*What the exercise asks*: Output the material below in its entirety, exactly as given.

[Stored records]
--------------------------------------------------
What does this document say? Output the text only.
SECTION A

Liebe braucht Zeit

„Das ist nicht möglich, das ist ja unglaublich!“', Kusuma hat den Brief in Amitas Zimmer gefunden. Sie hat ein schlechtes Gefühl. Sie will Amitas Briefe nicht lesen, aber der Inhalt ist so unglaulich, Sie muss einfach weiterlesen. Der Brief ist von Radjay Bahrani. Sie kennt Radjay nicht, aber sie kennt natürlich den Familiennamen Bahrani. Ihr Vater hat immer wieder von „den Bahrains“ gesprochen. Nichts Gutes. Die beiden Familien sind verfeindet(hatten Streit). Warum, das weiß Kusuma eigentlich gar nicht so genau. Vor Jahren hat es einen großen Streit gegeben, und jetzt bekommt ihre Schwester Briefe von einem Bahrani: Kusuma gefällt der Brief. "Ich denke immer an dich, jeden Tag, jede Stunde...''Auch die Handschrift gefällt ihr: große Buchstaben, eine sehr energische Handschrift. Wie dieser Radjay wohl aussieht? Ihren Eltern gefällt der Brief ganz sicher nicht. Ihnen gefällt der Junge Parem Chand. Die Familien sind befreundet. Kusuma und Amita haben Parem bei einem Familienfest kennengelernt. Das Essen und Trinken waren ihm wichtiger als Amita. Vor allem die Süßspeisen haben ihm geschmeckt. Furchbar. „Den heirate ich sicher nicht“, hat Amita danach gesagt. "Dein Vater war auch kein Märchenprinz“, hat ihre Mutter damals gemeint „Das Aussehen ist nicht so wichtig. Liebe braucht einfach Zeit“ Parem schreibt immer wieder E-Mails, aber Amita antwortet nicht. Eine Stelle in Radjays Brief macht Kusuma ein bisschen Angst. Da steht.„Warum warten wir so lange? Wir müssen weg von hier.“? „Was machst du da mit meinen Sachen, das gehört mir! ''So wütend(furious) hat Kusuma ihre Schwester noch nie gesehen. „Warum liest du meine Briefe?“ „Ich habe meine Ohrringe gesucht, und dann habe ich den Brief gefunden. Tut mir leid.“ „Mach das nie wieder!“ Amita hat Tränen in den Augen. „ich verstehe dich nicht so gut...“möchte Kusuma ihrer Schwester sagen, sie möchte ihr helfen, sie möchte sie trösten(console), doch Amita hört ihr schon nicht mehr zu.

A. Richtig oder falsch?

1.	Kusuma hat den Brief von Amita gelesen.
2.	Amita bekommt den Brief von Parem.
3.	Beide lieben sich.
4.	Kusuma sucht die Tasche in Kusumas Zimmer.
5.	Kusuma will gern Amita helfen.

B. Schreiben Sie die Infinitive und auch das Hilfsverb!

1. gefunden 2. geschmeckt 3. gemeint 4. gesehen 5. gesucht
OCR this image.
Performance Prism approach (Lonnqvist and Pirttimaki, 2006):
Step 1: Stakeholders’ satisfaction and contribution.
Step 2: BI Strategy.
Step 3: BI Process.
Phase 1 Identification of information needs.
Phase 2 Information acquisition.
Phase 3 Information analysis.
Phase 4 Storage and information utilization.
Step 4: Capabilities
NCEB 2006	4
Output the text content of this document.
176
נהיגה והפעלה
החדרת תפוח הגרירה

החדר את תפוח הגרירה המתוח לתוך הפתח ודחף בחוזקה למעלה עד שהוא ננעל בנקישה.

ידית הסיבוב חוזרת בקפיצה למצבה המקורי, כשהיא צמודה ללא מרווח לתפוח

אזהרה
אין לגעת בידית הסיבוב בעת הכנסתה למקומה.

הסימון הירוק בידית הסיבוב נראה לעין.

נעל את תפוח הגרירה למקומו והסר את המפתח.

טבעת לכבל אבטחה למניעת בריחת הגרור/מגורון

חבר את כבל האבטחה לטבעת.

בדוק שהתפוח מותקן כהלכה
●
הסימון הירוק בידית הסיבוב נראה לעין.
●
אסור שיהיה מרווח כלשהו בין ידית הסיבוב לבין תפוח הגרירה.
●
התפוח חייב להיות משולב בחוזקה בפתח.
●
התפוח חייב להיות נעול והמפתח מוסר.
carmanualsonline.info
--------------------------------------------------
*Exercise solution*:
What does this document say? Output the text only.
SECTION A

Liebe braucht Zeit

„Das ist nicht möglich, das ist ja unglaublich!“', Kusuma hat den Brief in Amitas Zimmer gefunden. Sie hat ein schlechtes Gefühl. Sie will Amitas Briefe nicht lesen, aber der Inhalt ist so unglaulich, Sie muss einfach weiterlesen. Der Brief ist von Radjay Bahrani. Sie kennt Radjay nicht, aber sie kennt natürlich den Familiennamen Bahrani. Ihr Vater hat immer wieder von „den Bahrains“ gesprochen. Nichts Gutes. Die beiden Familien sind verfeindet(hatten Streit). Warum, das weiß Kusuma eigentlich gar nicht so genau. Vor Jahren hat es einen großen Streit gegeben, und jetzt bekommt ihre Schwester Briefe von einem Bahrani: Kusuma gefällt der Brief. "Ich denke immer an dich, jeden Tag, jede Stunde...''Auch die Handschrift gefällt ihr: große Buchstaben, eine sehr energische Handschrift. Wie dieser Radjay wohl aussieht? Ihren Eltern gefällt der Brief ganz sicher nicht. Ihnen gefällt der Junge Parem Chand. Die Familien sind befreundet. Kusuma und Amita haben Parem bei einem Familienfest kennengelernt. Das Essen und Trinken waren ihm wichtiger als Amita. Vor allem die Süßspeisen haben ihm geschmeckt. Furchbar. „Den heirate ich sicher nicht“, hat Amita danach gesagt. "Dein Vater war auch kein Märchenprinz“, hat ihre Mutter damals gemeint „Das Aussehen ist nicht so wichtig. Liebe braucht einfach Zeit“ Parem schreibt immer wieder E-Mails, aber Amita antwortet nicht. Eine Stelle in Radjays Brief macht Kusuma ein bisschen Angst. Da steht.„Warum warten wir so lange? Wir müssen weg von hier.“? „Was machst du da mit meinen Sachen, das gehört mir! ''So wütend(furious) hat Kusuma ihre Schwester noch nie gesehen. „Warum liest du meine Briefe?“ „Ich habe meine Ohrringe gesucht, und dann habe ich den Brief gefunden. Tut mir leid.“ „Mach das nie wieder!“ Amita hat Tränen in den Augen. „ich verstehe dich nicht so gut...“möchte Kusuma ihrer Schwester sagen, sie möchte ihr helfen, sie möchte sie trösten(console), doch Amita hört ihr schon nicht mehr zu.

A. Richtig oder falsch?

1.	Kusuma hat den Brief von Amita gelesen.
2.	Amita bekommt den Brief von Parem.
3.	Beide lieben sich.
4.	Kusuma sucht die Tasche in Kusumas Zimmer.
5.	Kusuma will gern Amita helfen.

B. Schreiben Sie die Infinitive und auch das Hilfsverb!

1. gefunden 2. geschmeckt 3. gemeint 4. gesehen 5. gesucht
OCR this image.
Performance Prism approach (Lonnqvist and Pirttimaki, 2006):
Step 1: Stakeholders’ satisfaction and contribution.
Step 2: BI Strategy.
Step 3: BI Process.
Phase 1 Identification of information needs.
Phase 2 Information acquisition.
Phase 3 Information analysis.
Phase 4 Storage and information utilization.
Step 4: Capabilities
NCEB 2006	4
Output the text content of this document.
176
נהיגה והפעלה
החדרת תפוח הגרירה

החדר את תפוח הגרירה המתוח לתוך הפתח ודחף בחוזקה למעלה עד שהוא ננעל בנקישה.

ידית הסיבוב חוזרת בקפיצה למצבה המקורי, כשהיא צמודה ללא מרווח לתפוח

אזהרה
אין לגעת בידית הסיבוב בעת הכנסתה למקומה.

הסימון הירוק בידית הסיבוב נראה לעין.

נעל את תפוח הגרירה למקומו והסר את המפתח.

טבעת לכבל אבטחה למניעת בריחת הגרור/מגורון

חבר את כבל האבטחה לטבעת.

בדוק שהתפוח מותקן כהלכה
●
הסימון הירוק בידית הסיבוב נראה לעין.
●
אסור שיהיה מרווח כלשהו בין ידית הסיבוב לבין תפוח הגרירה.
●
התפוח חייב להיות משולב בחוזקה בפתח.
●
התפוח חייב להיות נעול והמפתח מוסר.
carmanualsonline.info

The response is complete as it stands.